[DIRECTIONS FOR THIS TASK]
Pictures do not belong in the copy. Return all of the entries exactly.

* * * * * * *

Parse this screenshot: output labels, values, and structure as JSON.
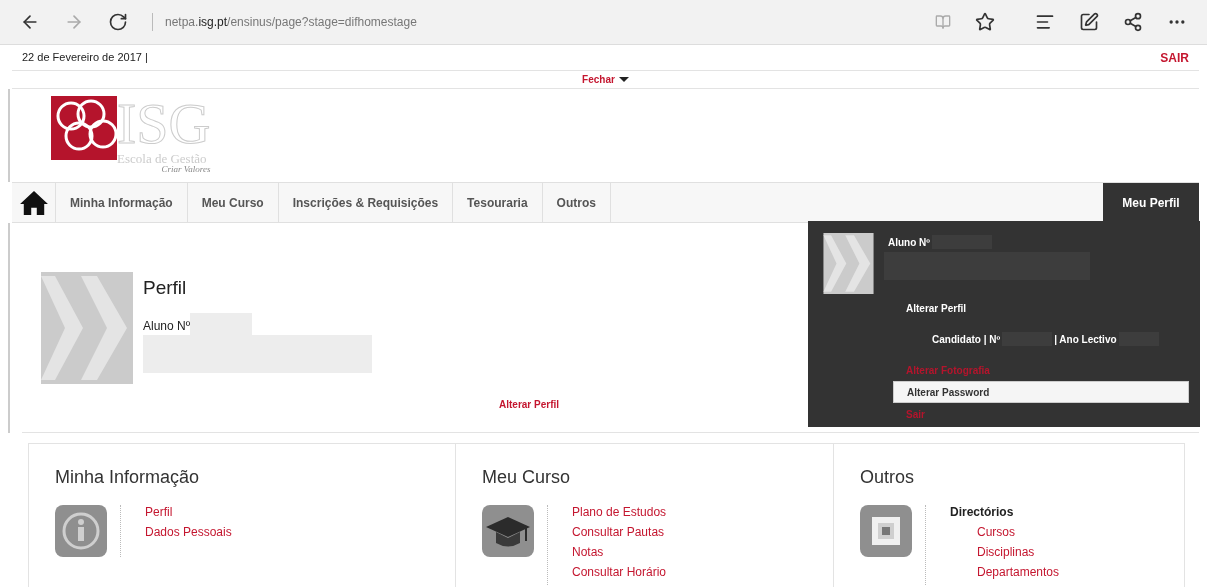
{
  "browser": {
    "url_host": "netpa.",
    "url_domain": "isg.pt",
    "url_path": "/ensinus/page?stage=difhomestage"
  },
  "top_bar": {
    "date": "22 de Fevereiro de 2017 |",
    "logout": "SAIR"
  },
  "collapse": {
    "label": "Fechar"
  },
  "logo": {
    "letters": "ISG",
    "subtitle": "Escola de Gestão",
    "tagline": "Criar Valores"
  },
  "nav": [
    {
      "label": "Minha Informação",
      "selected": false
    },
    {
      "label": "Meu Curso",
      "selected": false
    },
    {
      "label": "Inscrições & Requisições",
      "selected": false
    },
    {
      "label": "Tesouraria",
      "selected": false
    },
    {
      "label": "Outros",
      "selected": false
    }
  ],
  "profile_tab": {
    "label": "Meu Perfil",
    "selected": true
  },
  "profile_menu": {
    "student_label": "Aluno Nº",
    "items": [
      {
        "kind": "heading",
        "label": "Alterar Perfil",
        "selected": false
      },
      {
        "kind": "info",
        "label": "Candidato | Nº",
        "extra": "| Ano Lectivo",
        "selected": false
      },
      {
        "kind": "link",
        "label": "Alterar Fotografia",
        "selected": false
      },
      {
        "kind": "link",
        "label": "Alterar Password",
        "selected": true
      },
      {
        "kind": "link",
        "label": "Sair",
        "selected": false
      }
    ]
  },
  "profile": {
    "title": "Perfil",
    "student_label": "Aluno Nº",
    "edit_link": "Alterar Perfil"
  },
  "sections": [
    {
      "kind": "info",
      "title": "Minha Informação",
      "groups": [
        {
          "links": [
            "Perfil",
            "Dados Pessoais"
          ]
        }
      ]
    },
    {
      "kind": "course",
      "title": "Meu Curso",
      "groups": [
        {
          "links": [
            "Plano de Estudos",
            "Consultar Pautas",
            "Notas",
            "Consultar Horário"
          ]
        }
      ]
    },
    {
      "kind": "other",
      "title": "Outros",
      "groups": [
        {
          "heading": "Directórios",
          "links": [
            "Cursos",
            "Disciplinas",
            "Departamentos"
          ]
        }
      ]
    }
  ]
}
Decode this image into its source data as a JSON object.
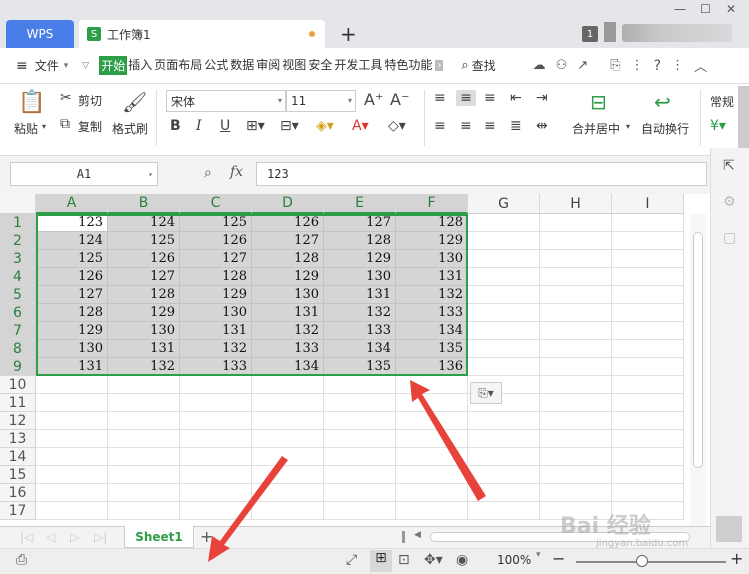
{
  "titlebar": {
    "wps_label": "WPS",
    "doc_title": "工作簿1",
    "doc_icon": "S",
    "new_tab": "+",
    "badge": "1"
  },
  "menu": {
    "file": "文件",
    "items": [
      "开始",
      "插入",
      "页面布局",
      "公式",
      "数据",
      "审阅",
      "视图",
      "安全",
      "开发工具",
      "特色功能"
    ],
    "search": "查找"
  },
  "ribbon": {
    "paste": "粘贴",
    "cut": "剪切",
    "copy": "复制",
    "format_painter": "格式刷",
    "font_name": "宋体",
    "font_size": "11",
    "merge_center": "合并居中",
    "wrap_text": "自动换行",
    "number_format": "常规"
  },
  "formula_bar": {
    "cell_ref": "A1",
    "fx": "fx",
    "value": "123"
  },
  "sheet": {
    "columns": [
      "A",
      "B",
      "C",
      "D",
      "E",
      "F",
      "G",
      "H",
      "I"
    ],
    "rows": [
      "1",
      "2",
      "3",
      "4",
      "5",
      "6",
      "7",
      "8",
      "9",
      "10",
      "11",
      "12",
      "13",
      "14",
      "15",
      "16",
      "17"
    ],
    "values": [
      [
        123,
        124,
        125,
        126,
        127,
        128
      ],
      [
        124,
        125,
        126,
        127,
        128,
        129
      ],
      [
        125,
        126,
        127,
        128,
        129,
        130
      ],
      [
        126,
        127,
        128,
        129,
        130,
        131
      ],
      [
        127,
        128,
        129,
        130,
        131,
        132
      ],
      [
        128,
        129,
        130,
        131,
        132,
        133
      ],
      [
        129,
        130,
        131,
        132,
        133,
        134
      ],
      [
        130,
        131,
        132,
        133,
        134,
        135
      ],
      [
        131,
        132,
        133,
        134,
        135,
        136
      ]
    ]
  },
  "sheet_tabs": {
    "active": "Sheet1",
    "add": "+"
  },
  "status": {
    "zoom": "100%"
  },
  "watermark": {
    "main": "Bai 经验",
    "sub": "jingyan.baidu.com"
  },
  "colors": {
    "accent": "#2c9e48",
    "wps_blue": "#4a7de8",
    "arrow": "#e8433a"
  }
}
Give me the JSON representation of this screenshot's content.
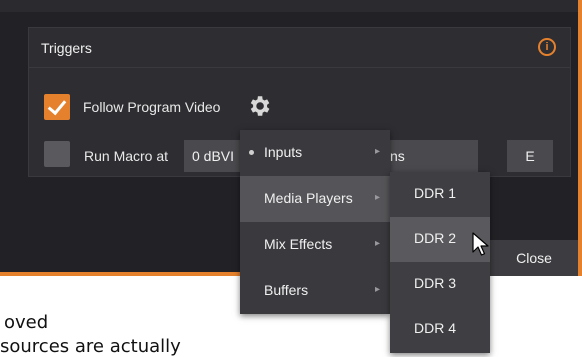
{
  "panel": {
    "title": "Triggers",
    "info_icon": "info-icon"
  },
  "follow_program": {
    "label": "Follow Program Video",
    "checked": true,
    "gear_icon": "gear-icon"
  },
  "run_macro": {
    "label": "Run Macro at",
    "checked": false,
    "value": "0 dBVI",
    "value_tail": "ns",
    "edit_button": "E"
  },
  "close_button": "Close",
  "menu": {
    "items": [
      {
        "label": "Inputs",
        "bullet": true,
        "arrow": "▸"
      },
      {
        "label": "Media Players",
        "active": true,
        "arrow": "▸"
      },
      {
        "label": "Mix Effects",
        "arrow": "▸"
      },
      {
        "label": "Buffers",
        "arrow": "▸"
      }
    ]
  },
  "submenu": {
    "items": [
      {
        "label": "DDR 1"
      },
      {
        "label": "DDR 2",
        "hover": true
      },
      {
        "label": "DDR 3"
      },
      {
        "label": "DDR 4"
      }
    ]
  },
  "background_text": {
    "line1": "oved",
    "line2": "sources are actually"
  },
  "colors": {
    "accent": "#e5812d",
    "dialog_bg": "#222226",
    "menu_bg": "#3a3a3e"
  }
}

* * * * * * *

[SOLUTION TO THE PROBLEM]
Parse this screenshot: output labels, values, and structure as JSON.
{
  "browser": {
    "url_host": "netpa.",
    "url_domain": "isg.pt",
    "url_path": "/ensinus/page?stage=difhomestage"
  },
  "top_bar": {
    "date": "22 de Fevereiro de 2017 |",
    "logout": "SAIR"
  },
  "collapse": {
    "label": "Fechar"
  },
  "logo": {
    "letters": "ISG",
    "subtitle": "Escola de Gestão",
    "tagline": "Criar Valores"
  },
  "nav": [
    {
      "label": "Minha Informação",
      "selected": false
    },
    {
      "label": "Meu Curso",
      "selected": false
    },
    {
      "label": "Inscrições & Requisições",
      "selected": false
    },
    {
      "label": "Tesouraria",
      "selected": false
    },
    {
      "label": "Outros",
      "selected": false
    }
  ],
  "profile_tab": {
    "label": "Meu Perfil",
    "selected": true
  },
  "profile_menu": {
    "student_label": "Aluno Nº",
    "items": [
      {
        "kind": "heading",
        "label": "Alterar Perfil",
        "selected": false
      },
      {
        "kind": "info",
        "label": "Candidato | Nº",
        "extra": "| Ano Lectivo",
        "selected": false
      },
      {
        "kind": "link",
        "label": "Alterar Fotografia",
        "selected": false
      },
      {
        "kind": "link",
        "label": "Alterar Password",
        "selected": true
      },
      {
        "kind": "link",
        "label": "Sair",
        "selected": false
      }
    ]
  },
  "profile": {
    "title": "Perfil",
    "student_label": "Aluno Nº",
    "edit_link": "Alterar Perfil"
  },
  "sections": [
    {
      "kind": "info",
      "title": "Minha Informação",
      "groups": [
        {
          "links": [
            "Perfil",
            "Dados Pessoais"
          ]
        }
      ]
    },
    {
      "kind": "course",
      "title": "Meu Curso",
      "groups": [
        {
          "links": [
            "Plano de Estudos",
            "Consultar Pautas",
            "Notas",
            "Consultar Horário"
          ]
        }
      ]
    },
    {
      "kind": "other",
      "title": "Outros",
      "groups": [
        {
          "heading": "Directórios",
          "links": [
            "Cursos",
            "Disciplinas",
            "Departamentos"
          ]
        }
      ]
    }
  ]
}
Decode this image into its source data as a JSON object.
{
  "titlebar": {
    "wps_label": "WPS",
    "doc_title": "工作簿1",
    "doc_icon": "S",
    "new_tab": "+",
    "badge": "1"
  },
  "menu": {
    "file": "文件",
    "items": [
      "开始",
      "插入",
      "页面布局",
      "公式",
      "数据",
      "审阅",
      "视图",
      "安全",
      "开发工具",
      "特色功能"
    ],
    "search": "查找"
  },
  "ribbon": {
    "paste": "粘贴",
    "cut": "剪切",
    "copy": "复制",
    "format_painter": "格式刷",
    "font_name": "宋体",
    "font_size": "11",
    "merge_center": "合并居中",
    "wrap_text": "自动换行",
    "number_format": "常规"
  },
  "formula_bar": {
    "cell_ref": "A1",
    "fx": "fx",
    "value": "123"
  },
  "sheet": {
    "columns": [
      "A",
      "B",
      "C",
      "D",
      "E",
      "F",
      "G",
      "H",
      "I"
    ],
    "rows": [
      "1",
      "2",
      "3",
      "4",
      "5",
      "6",
      "7",
      "8",
      "9",
      "10",
      "11",
      "12",
      "13",
      "14",
      "15",
      "16",
      "17"
    ],
    "values": [
      [
        123,
        124,
        125,
        126,
        127,
        128
      ],
      [
        124,
        125,
        126,
        127,
        128,
        129
      ],
      [
        125,
        126,
        127,
        128,
        129,
        130
      ],
      [
        126,
        127,
        128,
        129,
        130,
        131
      ],
      [
        127,
        128,
        129,
        130,
        131,
        132
      ],
      [
        128,
        129,
        130,
        131,
        132,
        133
      ],
      [
        129,
        130,
        131,
        132,
        133,
        134
      ],
      [
        130,
        131,
        132,
        133,
        134,
        135
      ],
      [
        131,
        132,
        133,
        134,
        135,
        136
      ]
    ]
  },
  "sheet_tabs": {
    "active": "Sheet1",
    "add": "+"
  },
  "status": {
    "zoom": "100%"
  },
  "watermark": {
    "main": "Bai 经验",
    "sub": "jingyan.baidu.com"
  },
  "colors": {
    "accent": "#2c9e48",
    "wps_blue": "#4a7de8",
    "arrow": "#e8433a"
  }
}
Give me the JSON representation of this screenshot's content.
{
  "panel": {
    "title": "Triggers",
    "info_icon": "info-icon"
  },
  "follow_program": {
    "label": "Follow Program Video",
    "checked": true,
    "gear_icon": "gear-icon"
  },
  "run_macro": {
    "label": "Run Macro at",
    "checked": false,
    "value": "0 dBVI",
    "value_tail": "ns",
    "edit_button": "E"
  },
  "close_button": "Close",
  "menu": {
    "items": [
      {
        "label": "Inputs",
        "bullet": true,
        "arrow": "▸"
      },
      {
        "label": "Media Players",
        "active": true,
        "arrow": "▸"
      },
      {
        "label": "Mix Effects",
        "arrow": "▸"
      },
      {
        "label": "Buffers",
        "arrow": "▸"
      }
    ]
  },
  "submenu": {
    "items": [
      {
        "label": "DDR 1"
      },
      {
        "label": "DDR 2",
        "hover": true
      },
      {
        "label": "DDR 3"
      },
      {
        "label": "DDR 4"
      }
    ]
  },
  "background_text": {
    "line1": "oved",
    "line2": "sources are actually"
  },
  "colors": {
    "accent": "#e5812d",
    "dialog_bg": "#222226",
    "menu_bg": "#3a3a3e"
  }
}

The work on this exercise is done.